## BRIEF
Exactly reproduce each entry, leaving out nothing.
>> Start TASK MATERIAL
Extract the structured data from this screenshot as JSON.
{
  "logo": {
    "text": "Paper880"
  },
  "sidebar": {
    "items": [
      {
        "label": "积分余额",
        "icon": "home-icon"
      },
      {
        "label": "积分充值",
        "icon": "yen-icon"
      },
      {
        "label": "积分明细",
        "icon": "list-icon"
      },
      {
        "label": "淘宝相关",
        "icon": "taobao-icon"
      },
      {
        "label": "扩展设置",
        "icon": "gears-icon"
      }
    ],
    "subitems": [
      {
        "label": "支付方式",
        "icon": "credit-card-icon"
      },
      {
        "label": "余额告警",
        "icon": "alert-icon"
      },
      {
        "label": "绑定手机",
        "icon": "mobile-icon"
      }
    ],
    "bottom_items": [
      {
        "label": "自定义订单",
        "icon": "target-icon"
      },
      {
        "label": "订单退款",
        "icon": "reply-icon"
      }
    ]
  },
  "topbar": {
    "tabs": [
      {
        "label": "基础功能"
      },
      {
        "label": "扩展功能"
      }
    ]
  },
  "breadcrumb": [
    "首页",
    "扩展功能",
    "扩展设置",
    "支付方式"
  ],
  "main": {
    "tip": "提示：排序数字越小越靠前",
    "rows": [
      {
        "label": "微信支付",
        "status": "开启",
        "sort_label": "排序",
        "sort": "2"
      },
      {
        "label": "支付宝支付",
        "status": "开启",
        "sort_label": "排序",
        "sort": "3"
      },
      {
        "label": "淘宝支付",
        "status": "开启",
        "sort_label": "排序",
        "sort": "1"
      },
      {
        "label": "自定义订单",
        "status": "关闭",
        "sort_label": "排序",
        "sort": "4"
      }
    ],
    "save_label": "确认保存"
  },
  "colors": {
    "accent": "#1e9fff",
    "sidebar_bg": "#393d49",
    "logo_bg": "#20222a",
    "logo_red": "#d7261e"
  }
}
>> End TASK MATERIAL
## THE RESPONSE
Extract the structured data from this screenshot as JSON.
{
  "logo": {
    "text": "Paper880"
  },
  "sidebar": {
    "items": [
      {
        "label": "积分余额",
        "icon": "home-icon"
      },
      {
        "label": "积分充值",
        "icon": "yen-icon"
      },
      {
        "label": "积分明细",
        "icon": "list-icon"
      },
      {
        "label": "淘宝相关",
        "icon": "taobao-icon"
      },
      {
        "label": "扩展设置",
        "icon": "gears-icon"
      }
    ],
    "subitems": [
      {
        "label": "支付方式",
        "icon": "credit-card-icon"
      },
      {
        "label": "余额告警",
        "icon": "alert-icon"
      },
      {
        "label": "绑定手机",
        "icon": "mobile-icon"
      }
    ],
    "bottom_items": [
      {
        "label": "自定义订单",
        "icon": "target-icon"
      },
      {
        "label": "订单退款",
        "icon": "reply-icon"
      }
    ]
  },
  "topbar": {
    "tabs": [
      {
        "label": "基础功能"
      },
      {
        "label": "扩展功能"
      }
    ]
  },
  "breadcrumb": [
    "首页",
    "扩展功能",
    "扩展设置",
    "支付方式"
  ],
  "main": {
    "tip": "提示：排序数字越小越靠前",
    "rows": [
      {
        "label": "微信支付",
        "status": "开启",
        "sort_label": "排序",
        "sort": "2"
      },
      {
        "label": "支付宝支付",
        "status": "开启",
        "sort_label": "排序",
        "sort": "3"
      },
      {
        "label": "淘宝支付",
        "status": "开启",
        "sort_label": "排序",
        "sort": "1"
      },
      {
        "label": "自定义订单",
        "status": "关闭",
        "sort_label": "排序",
        "sort": "4"
      }
    ],
    "save_label": "确认保存"
  },
  "colors": {
    "accent": "#1e9fff",
    "sidebar_bg": "#393d49",
    "logo_bg": "#20222a",
    "logo_red": "#d7261e"
  }
}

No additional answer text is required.